Records for this exercise:
※ ※ ※

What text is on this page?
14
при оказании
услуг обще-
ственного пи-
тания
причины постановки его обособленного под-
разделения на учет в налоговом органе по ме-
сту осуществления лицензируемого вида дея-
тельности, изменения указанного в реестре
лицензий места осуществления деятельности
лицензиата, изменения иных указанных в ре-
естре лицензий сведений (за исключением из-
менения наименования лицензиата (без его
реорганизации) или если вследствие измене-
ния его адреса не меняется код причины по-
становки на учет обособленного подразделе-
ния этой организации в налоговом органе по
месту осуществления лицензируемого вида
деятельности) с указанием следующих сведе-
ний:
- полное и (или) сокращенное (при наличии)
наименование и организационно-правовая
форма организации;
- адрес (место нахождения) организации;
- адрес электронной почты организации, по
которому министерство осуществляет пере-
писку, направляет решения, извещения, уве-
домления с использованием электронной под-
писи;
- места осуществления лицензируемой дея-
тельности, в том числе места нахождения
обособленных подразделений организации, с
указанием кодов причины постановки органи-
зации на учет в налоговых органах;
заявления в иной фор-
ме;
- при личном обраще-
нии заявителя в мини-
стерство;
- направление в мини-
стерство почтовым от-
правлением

※ ※ ※

Task instructions:
Your task is to retype all of the records exactly.

Answer for this exercise:
What text is on this page?
14
при оказании
услуг обще-
ственного пи-
тания
причины постановки его обособленного под-
разделения на учет в налоговом органе по ме-
сту осуществления лицензируемого вида дея-
тельности, изменения указанного в реестре
лицензий места осуществления деятельности
лицензиата, изменения иных указанных в ре-
естре лицензий сведений (за исключением из-
менения наименования лицензиата (без его
реорганизации) или если вследствие измене-
ния его адреса не меняется код причины по-
становки на учет обособленного подразделе-
ния этой организации в налоговом органе по
месту осуществления лицензируемого вида
деятельности) с указанием следующих сведе-
ний:
- полное и (или) сокращенное (при наличии)
наименование и организационно-правовая
форма организации;
- адрес (место нахождения) организации;
- адрес электронной почты организации, по
которому министерство осуществляет пере-
писку, направляет решения, извещения, уве-
домления с использованием электронной под-
писи;
- места осуществления лицензируемой дея-
тельности, в том числе места нахождения
обособленных подразделений организации, с
указанием кодов причины постановки органи-
зации на учет в налоговых органах;
заявления в иной фор-
ме;
- при личном обраще-
нии заявителя в мини-
стерство;
- направление в мини-
стерство почтовым от-
правлением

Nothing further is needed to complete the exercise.